Records that describe figures

--

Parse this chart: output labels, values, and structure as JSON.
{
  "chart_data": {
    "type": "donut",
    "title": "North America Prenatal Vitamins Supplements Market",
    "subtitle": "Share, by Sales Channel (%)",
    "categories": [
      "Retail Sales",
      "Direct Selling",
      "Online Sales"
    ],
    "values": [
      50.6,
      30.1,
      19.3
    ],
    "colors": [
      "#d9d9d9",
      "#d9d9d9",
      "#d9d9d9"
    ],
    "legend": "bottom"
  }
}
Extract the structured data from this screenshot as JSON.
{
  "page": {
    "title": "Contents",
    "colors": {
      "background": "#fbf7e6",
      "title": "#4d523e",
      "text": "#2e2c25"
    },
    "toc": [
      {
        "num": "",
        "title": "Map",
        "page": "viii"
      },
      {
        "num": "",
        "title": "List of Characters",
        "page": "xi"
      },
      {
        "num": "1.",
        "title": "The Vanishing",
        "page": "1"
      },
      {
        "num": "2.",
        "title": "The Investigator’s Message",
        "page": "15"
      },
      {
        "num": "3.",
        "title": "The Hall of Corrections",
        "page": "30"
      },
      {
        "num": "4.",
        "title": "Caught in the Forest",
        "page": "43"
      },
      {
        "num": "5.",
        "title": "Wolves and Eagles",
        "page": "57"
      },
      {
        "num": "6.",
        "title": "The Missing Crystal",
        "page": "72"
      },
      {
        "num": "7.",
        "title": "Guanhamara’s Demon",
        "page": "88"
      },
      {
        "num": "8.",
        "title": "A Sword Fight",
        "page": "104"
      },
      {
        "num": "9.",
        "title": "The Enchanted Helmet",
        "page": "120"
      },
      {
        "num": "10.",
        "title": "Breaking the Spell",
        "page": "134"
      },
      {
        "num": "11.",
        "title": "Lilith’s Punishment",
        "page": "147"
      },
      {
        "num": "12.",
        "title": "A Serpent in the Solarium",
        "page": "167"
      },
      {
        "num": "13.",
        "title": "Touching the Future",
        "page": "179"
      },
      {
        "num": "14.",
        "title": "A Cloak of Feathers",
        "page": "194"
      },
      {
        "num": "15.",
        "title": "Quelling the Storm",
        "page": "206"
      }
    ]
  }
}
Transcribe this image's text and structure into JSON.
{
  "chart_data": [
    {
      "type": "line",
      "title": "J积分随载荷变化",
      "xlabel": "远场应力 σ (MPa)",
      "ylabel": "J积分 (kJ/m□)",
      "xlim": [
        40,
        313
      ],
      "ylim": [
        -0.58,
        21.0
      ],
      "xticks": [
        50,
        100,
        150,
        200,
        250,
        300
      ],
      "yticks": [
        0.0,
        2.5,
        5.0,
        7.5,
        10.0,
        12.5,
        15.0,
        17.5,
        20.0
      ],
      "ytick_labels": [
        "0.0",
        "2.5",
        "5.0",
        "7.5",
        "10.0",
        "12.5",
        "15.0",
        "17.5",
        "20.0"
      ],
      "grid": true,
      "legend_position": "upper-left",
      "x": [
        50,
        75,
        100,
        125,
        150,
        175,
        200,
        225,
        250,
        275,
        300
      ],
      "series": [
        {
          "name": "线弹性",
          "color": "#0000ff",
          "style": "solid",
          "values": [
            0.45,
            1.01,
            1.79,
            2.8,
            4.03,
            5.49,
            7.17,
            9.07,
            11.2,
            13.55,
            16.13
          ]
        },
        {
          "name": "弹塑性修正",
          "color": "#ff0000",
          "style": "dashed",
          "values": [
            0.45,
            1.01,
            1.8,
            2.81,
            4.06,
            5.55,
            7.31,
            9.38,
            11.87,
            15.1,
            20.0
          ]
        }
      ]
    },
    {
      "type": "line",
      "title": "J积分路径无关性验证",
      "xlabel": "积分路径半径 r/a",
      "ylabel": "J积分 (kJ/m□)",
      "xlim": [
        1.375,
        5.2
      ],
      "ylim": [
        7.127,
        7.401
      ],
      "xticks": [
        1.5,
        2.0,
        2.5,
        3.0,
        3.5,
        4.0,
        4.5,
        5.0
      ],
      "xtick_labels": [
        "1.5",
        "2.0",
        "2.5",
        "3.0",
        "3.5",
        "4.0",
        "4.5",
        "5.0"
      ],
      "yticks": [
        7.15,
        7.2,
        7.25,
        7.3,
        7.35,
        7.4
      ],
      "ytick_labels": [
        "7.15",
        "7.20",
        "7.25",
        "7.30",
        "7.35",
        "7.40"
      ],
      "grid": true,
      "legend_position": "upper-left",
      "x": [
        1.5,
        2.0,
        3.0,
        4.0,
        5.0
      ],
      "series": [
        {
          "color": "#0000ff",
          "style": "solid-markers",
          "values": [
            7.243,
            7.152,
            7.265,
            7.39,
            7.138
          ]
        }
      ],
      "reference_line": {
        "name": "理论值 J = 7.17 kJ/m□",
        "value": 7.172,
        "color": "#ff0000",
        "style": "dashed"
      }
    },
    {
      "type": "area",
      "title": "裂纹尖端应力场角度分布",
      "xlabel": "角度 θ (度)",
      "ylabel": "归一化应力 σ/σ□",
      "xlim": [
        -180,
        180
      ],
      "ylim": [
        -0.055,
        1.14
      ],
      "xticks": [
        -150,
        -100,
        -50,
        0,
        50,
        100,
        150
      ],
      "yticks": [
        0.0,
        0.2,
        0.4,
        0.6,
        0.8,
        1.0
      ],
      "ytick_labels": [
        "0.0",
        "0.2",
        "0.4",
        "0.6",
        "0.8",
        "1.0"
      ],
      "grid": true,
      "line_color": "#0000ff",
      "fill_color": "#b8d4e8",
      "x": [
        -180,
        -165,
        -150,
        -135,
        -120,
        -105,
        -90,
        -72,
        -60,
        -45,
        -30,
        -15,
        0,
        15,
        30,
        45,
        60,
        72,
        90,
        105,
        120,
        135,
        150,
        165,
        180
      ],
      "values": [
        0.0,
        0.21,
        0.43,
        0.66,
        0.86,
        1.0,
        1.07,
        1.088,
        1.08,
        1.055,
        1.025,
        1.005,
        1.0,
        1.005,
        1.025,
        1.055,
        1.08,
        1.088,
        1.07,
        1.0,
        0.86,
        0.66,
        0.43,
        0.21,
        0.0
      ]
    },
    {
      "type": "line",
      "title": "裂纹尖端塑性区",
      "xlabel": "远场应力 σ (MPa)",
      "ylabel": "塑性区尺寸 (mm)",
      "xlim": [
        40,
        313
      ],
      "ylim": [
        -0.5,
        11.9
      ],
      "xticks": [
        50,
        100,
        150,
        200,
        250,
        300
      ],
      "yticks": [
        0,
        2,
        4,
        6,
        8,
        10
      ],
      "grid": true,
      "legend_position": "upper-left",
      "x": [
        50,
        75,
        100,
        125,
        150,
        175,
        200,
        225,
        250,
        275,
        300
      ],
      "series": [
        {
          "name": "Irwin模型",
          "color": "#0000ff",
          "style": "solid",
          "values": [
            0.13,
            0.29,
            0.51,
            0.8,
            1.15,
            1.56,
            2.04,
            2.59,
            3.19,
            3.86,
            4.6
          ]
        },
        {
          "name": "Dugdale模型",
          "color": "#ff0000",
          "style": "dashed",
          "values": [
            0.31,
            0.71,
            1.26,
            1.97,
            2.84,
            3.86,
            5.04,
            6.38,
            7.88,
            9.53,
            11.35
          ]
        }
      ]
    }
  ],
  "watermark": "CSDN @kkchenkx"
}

--

**Task statement**
Provide all the records again, word for word.

**Expected output**
Parse this chart: output labels, values, and structure as JSON.
{
  "chart_data": {
    "type": "donut",
    "title": "North America Prenatal Vitamins Supplements Market",
    "subtitle": "Share, by Sales Channel (%)",
    "categories": [
      "Retail Sales",
      "Direct Selling",
      "Online Sales"
    ],
    "values": [
      50.6,
      30.1,
      19.3
    ],
    "colors": [
      "#d9d9d9",
      "#d9d9d9",
      "#d9d9d9"
    ],
    "legend": "bottom"
  }
}
Extract the structured data from this screenshot as JSON.
{
  "page": {
    "title": "Contents",
    "colors": {
      "background": "#fbf7e6",
      "title": "#4d523e",
      "text": "#2e2c25"
    },
    "toc": [
      {
        "num": "",
        "title": "Map",
        "page": "viii"
      },
      {
        "num": "",
        "title": "List of Characters",
        "page": "xi"
      },
      {
        "num": "1.",
        "title": "The Vanishing",
        "page": "1"
      },
      {
        "num": "2.",
        "title": "The Investigator’s Message",
        "page": "15"
      },
      {
        "num": "3.",
        "title": "The Hall of Corrections",
        "page": "30"
      },
      {
        "num": "4.",
        "title": "Caught in the Forest",
        "page": "43"
      },
      {
        "num": "5.",
        "title": "Wolves and Eagles",
        "page": "57"
      },
      {
        "num": "6.",
        "title": "The Missing Crystal",
        "page": "72"
      },
      {
        "num": "7.",
        "title": "Guanhamara’s Demon",
        "page": "88"
      },
      {
        "num": "8.",
        "title": "A Sword Fight",
        "page": "104"
      },
      {
        "num": "9.",
        "title": "The Enchanted Helmet",
        "page": "120"
      },
      {
        "num": "10.",
        "title": "Breaking the Spell",
        "page": "134"
      },
      {
        "num": "11.",
        "title": "Lilith’s Punishment",
        "page": "147"
      },
      {
        "num": "12.",
        "title": "A Serpent in the Solarium",
        "page": "167"
      },
      {
        "num": "13.",
        "title": "Touching the Future",
        "page": "179"
      },
      {
        "num": "14.",
        "title": "A Cloak of Feathers",
        "page": "194"
      },
      {
        "num": "15.",
        "title": "Quelling the Storm",
        "page": "206"
      }
    ]
  }
}
Transcribe this image's text and structure into JSON.
{
  "chart_data": [
    {
      "type": "line",
      "title": "J积分随载荷变化",
      "xlabel": "远场应力 σ (MPa)",
      "ylabel": "J积分 (kJ/m□)",
      "xlim": [
        40,
        313
      ],
      "ylim": [
        -0.58,
        21.0
      ],
      "xticks": [
        50,
        100,
        150,
        200,
        250,
        300
      ],
      "yticks": [
        0.0,
        2.5,
        5.0,
        7.5,
        10.0,
        12.5,
        15.0,
        17.5,
        20.0
      ],
      "ytick_labels": [
        "0.0",
        "2.5",
        "5.0",
        "7.5",
        "10.0",
        "12.5",
        "15.0",
        "17.5",
        "20.0"
      ],
      "grid": true,
      "legend_position": "upper-left",
      "x": [
        50,
        75,
        100,
        125,
        150,
        175,
        200,
        225,
        250,
        275,
        300
      ],
      "series": [
        {
          "name": "线弹性",
          "color": "#0000ff",
          "style": "solid",
          "values": [
            0.45,
            1.01,
            1.79,
            2.8,
            4.03,
            5.49,
            7.17,
            9.07,
            11.2,
            13.55,
            16.13
          ]
        },
        {
          "name": "弹塑性修正",
          "color": "#ff0000",
          "style": "dashed",
          "values": [
            0.45,
            1.01,
            1.8,
            2.81,
            4.06,
            5.55,
            7.31,
            9.38,
            11.87,
            15.1,
            20.0
          ]
        }
      ]
    },
    {
      "type": "line",
      "title": "J积分路径无关性验证",
      "xlabel": "积分路径半径 r/a",
      "ylabel": "J积分 (kJ/m□)",
      "xlim": [
        1.375,
        5.2
      ],
      "ylim": [
        7.127,
        7.401
      ],
      "xticks": [
        1.5,
        2.0,
        2.5,
        3.0,
        3.5,
        4.0,
        4.5,
        5.0
      ],
      "xtick_labels": [
        "1.5",
        "2.0",
        "2.5",
        "3.0",
        "3.5",
        "4.0",
        "4.5",
        "5.0"
      ],
      "yticks": [
        7.15,
        7.2,
        7.25,
        7.3,
        7.35,
        7.4
      ],
      "ytick_labels": [
        "7.15",
        "7.20",
        "7.25",
        "7.30",
        "7.35",
        "7.40"
      ],
      "grid": true,
      "legend_position": "upper-left",
      "x": [
        1.5,
        2.0,
        3.0,
        4.0,
        5.0
      ],
      "series": [
        {
          "color": "#0000ff",
          "style": "solid-markers",
          "values": [
            7.243,
            7.152,
            7.265,
            7.39,
            7.138
          ]
        }
      ],
      "reference_line": {
        "name": "理论值 J = 7.17 kJ/m□",
        "value": 7.172,
        "color": "#ff0000",
        "style": "dashed"
      }
    },
    {
      "type": "area",
      "title": "裂纹尖端应力场角度分布",
      "xlabel": "角度 θ (度)",
      "ylabel": "归一化应力 σ/σ□",
      "xlim": [
        -180,
        180
      ],
      "ylim": [
        -0.055,
        1.14
      ],
      "xticks": [
        -150,
        -100,
        -50,
        0,
        50,
        100,
        150
      ],
      "yticks": [
        0.0,
        0.2,
        0.4,
        0.6,
        0.8,
        1.0
      ],
      "ytick_labels": [
        "0.0",
        "0.2",
        "0.4",
        "0.6",
        "0.8",
        "1.0"
      ],
      "grid": true,
      "line_color": "#0000ff",
      "fill_color": "#b8d4e8",
      "x": [
        -180,
        -165,
        -150,
        -135,
        -120,
        -105,
        -90,
        -72,
        -60,
        -45,
        -30,
        -15,
        0,
        15,
        30,
        45,
        60,
        72,
        90,
        105,
        120,
        135,
        150,
        165,
        180
      ],
      "values": [
        0.0,
        0.21,
        0.43,
        0.66,
        0.86,
        1.0,
        1.07,
        1.088,
        1.08,
        1.055,
        1.025,
        1.005,
        1.0,
        1.005,
        1.025,
        1.055,
        1.08,
        1.088,
        1.07,
        1.0,
        0.86,
        0.66,
        0.43,
        0.21,
        0.0
      ]
    },
    {
      "type": "line",
      "title": "裂纹尖端塑性区",
      "xlabel": "远场应力 σ (MPa)",
      "ylabel": "塑性区尺寸 (mm)",
      "xlim": [
        40,
        313
      ],
      "ylim": [
        -0.5,
        11.9
      ],
      "xticks": [
        50,
        100,
        150,
        200,
        250,
        300
      ],
      "yticks": [
        0,
        2,
        4,
        6,
        8,
        10
      ],
      "grid": true,
      "legend_position": "upper-left",
      "x": [
        50,
        75,
        100,
        125,
        150,
        175,
        200,
        225,
        250,
        275,
        300
      ],
      "series": [
        {
          "name": "Irwin模型",
          "color": "#0000ff",
          "style": "solid",
          "values": [
            0.13,
            0.29,
            0.51,
            0.8,
            1.15,
            1.56,
            2.04,
            2.59,
            3.19,
            3.86,
            4.6
          ]
        },
        {
          "name": "Dugdale模型",
          "color": "#ff0000",
          "style": "dashed",
          "values": [
            0.31,
            0.71,
            1.26,
            1.97,
            2.84,
            3.86,
            5.04,
            6.38,
            7.88,
            9.53,
            11.35
          ]
        }
      ]
    }
  ],
  "watermark": "CSDN @kkchenkx"
}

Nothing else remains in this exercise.